▶

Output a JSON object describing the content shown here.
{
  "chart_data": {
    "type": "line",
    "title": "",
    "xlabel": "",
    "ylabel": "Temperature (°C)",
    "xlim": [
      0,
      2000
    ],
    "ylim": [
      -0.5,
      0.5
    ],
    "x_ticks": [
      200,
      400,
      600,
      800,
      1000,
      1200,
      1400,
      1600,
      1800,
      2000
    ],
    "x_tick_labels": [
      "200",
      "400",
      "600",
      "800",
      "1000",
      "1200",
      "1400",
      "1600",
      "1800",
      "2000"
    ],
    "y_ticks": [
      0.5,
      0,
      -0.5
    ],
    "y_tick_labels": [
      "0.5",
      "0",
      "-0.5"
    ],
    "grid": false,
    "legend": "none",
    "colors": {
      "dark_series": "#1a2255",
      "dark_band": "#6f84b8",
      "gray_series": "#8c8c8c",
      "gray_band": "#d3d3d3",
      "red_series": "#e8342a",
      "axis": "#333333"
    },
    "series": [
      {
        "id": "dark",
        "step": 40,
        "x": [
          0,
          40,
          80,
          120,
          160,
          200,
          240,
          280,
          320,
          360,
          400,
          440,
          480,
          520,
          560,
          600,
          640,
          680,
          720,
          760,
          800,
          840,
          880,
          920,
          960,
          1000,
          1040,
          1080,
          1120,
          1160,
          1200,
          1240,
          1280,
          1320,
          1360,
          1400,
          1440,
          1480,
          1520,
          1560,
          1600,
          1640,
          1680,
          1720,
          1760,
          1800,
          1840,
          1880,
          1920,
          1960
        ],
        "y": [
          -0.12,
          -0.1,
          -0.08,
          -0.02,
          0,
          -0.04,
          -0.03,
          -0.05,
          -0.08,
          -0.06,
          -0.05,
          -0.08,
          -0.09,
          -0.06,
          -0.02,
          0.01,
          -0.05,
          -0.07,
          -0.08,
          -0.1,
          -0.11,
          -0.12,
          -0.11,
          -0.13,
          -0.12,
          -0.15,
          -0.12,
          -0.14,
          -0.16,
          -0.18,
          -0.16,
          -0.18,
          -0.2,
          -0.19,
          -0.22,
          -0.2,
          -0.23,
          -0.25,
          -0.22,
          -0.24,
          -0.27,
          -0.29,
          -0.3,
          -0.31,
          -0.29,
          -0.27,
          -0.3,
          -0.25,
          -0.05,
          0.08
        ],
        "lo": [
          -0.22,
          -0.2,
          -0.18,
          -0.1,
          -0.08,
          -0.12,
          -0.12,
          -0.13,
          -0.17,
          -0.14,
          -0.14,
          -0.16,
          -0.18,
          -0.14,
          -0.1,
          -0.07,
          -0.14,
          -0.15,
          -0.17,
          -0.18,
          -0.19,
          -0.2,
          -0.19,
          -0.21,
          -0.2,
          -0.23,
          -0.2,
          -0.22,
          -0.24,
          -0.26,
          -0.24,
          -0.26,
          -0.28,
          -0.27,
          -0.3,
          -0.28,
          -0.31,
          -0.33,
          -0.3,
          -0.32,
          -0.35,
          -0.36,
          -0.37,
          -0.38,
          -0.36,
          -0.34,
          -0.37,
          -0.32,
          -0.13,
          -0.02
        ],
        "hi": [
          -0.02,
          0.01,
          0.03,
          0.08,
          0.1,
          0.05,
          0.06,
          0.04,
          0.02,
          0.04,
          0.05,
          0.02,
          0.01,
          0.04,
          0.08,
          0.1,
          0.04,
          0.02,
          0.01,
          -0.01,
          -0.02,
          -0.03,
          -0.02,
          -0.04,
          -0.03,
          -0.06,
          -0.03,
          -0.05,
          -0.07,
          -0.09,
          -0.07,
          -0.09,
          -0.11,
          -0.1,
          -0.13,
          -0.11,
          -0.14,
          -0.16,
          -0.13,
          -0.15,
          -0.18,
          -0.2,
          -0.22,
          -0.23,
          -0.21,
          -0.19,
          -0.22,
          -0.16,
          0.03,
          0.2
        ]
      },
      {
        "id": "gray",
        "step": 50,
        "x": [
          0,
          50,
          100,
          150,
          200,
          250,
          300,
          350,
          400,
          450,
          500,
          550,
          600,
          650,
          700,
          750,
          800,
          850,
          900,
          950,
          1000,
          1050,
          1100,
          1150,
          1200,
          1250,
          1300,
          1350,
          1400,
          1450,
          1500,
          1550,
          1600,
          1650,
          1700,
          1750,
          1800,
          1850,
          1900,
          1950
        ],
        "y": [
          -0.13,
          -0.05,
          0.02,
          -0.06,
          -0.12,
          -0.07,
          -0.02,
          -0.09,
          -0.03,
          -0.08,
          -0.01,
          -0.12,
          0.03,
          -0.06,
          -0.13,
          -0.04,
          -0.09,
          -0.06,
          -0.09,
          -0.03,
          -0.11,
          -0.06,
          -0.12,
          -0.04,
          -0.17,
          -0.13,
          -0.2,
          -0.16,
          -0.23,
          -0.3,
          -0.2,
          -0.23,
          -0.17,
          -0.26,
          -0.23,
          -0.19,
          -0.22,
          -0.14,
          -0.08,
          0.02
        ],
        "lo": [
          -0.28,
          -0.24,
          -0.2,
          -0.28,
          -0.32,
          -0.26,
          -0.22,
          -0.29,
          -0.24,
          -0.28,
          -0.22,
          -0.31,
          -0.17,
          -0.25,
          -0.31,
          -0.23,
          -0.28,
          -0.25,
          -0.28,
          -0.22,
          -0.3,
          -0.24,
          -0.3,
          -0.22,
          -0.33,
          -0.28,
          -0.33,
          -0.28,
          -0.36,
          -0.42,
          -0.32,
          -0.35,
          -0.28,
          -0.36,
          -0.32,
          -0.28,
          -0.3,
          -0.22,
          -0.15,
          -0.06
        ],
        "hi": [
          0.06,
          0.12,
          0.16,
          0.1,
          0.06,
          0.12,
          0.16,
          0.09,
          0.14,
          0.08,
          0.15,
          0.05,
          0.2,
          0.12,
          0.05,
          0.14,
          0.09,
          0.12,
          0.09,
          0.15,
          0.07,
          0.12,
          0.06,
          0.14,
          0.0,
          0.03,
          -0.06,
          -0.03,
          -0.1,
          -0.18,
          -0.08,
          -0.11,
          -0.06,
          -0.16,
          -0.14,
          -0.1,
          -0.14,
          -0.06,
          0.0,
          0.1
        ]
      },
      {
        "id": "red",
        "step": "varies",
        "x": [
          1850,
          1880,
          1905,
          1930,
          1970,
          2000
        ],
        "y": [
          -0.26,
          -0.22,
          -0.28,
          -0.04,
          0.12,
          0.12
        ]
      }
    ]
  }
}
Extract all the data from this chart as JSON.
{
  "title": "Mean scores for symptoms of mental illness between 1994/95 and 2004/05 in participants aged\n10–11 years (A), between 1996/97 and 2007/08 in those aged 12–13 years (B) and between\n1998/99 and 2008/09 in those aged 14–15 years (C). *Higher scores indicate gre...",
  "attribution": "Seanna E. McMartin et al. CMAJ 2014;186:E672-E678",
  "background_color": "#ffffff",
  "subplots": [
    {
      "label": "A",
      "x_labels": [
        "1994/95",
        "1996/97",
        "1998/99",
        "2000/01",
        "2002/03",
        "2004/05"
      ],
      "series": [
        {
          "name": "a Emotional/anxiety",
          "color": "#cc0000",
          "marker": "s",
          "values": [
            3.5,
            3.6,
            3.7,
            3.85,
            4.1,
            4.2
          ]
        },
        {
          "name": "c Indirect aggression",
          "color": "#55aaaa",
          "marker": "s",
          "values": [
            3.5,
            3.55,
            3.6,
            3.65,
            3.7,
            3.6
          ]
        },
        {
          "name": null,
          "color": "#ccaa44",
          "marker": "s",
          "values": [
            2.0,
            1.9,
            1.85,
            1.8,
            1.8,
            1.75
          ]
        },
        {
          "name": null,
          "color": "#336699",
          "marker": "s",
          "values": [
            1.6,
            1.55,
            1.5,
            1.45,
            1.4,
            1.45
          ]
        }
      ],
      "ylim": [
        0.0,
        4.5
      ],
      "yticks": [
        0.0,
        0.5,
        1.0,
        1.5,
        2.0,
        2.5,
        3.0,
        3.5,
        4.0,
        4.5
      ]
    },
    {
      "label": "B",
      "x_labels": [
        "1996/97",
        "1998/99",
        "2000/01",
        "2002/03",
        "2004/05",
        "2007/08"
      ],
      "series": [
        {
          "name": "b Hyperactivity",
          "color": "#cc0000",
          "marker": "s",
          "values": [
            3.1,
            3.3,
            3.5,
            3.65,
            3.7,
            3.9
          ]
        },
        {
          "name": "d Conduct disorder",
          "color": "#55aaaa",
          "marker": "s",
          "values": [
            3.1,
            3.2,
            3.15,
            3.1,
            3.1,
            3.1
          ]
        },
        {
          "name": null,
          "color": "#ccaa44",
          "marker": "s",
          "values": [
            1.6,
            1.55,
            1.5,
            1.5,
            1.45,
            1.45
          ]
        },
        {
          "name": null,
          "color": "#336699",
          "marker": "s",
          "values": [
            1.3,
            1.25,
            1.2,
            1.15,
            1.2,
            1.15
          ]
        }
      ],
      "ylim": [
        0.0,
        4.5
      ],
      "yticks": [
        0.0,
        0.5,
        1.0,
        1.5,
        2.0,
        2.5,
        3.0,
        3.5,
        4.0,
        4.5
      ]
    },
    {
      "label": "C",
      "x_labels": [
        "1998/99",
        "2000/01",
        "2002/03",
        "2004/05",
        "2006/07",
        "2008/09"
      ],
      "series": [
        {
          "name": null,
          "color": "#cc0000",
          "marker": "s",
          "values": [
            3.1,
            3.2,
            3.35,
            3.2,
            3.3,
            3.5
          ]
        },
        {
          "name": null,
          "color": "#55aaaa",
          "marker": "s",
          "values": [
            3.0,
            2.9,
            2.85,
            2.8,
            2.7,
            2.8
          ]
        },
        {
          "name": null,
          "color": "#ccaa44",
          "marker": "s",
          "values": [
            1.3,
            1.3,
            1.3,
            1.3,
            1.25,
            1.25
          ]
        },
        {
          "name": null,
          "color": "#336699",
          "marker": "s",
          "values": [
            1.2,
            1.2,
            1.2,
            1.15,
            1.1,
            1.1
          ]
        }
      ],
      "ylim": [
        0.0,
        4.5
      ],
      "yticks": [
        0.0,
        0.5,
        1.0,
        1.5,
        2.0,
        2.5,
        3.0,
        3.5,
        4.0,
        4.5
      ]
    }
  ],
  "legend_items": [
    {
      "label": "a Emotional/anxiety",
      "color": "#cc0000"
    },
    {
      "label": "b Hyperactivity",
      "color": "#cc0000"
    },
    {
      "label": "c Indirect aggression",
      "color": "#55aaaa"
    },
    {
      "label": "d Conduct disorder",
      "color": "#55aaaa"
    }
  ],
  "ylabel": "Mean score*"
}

◀

> YOUR INSTRUCTIONS
Which lines include "ylabel"? Copy each of them out.

> THE RESPONSE
    "ylabel": "Temperature (°C)",
  "ylabel": "Mean score*"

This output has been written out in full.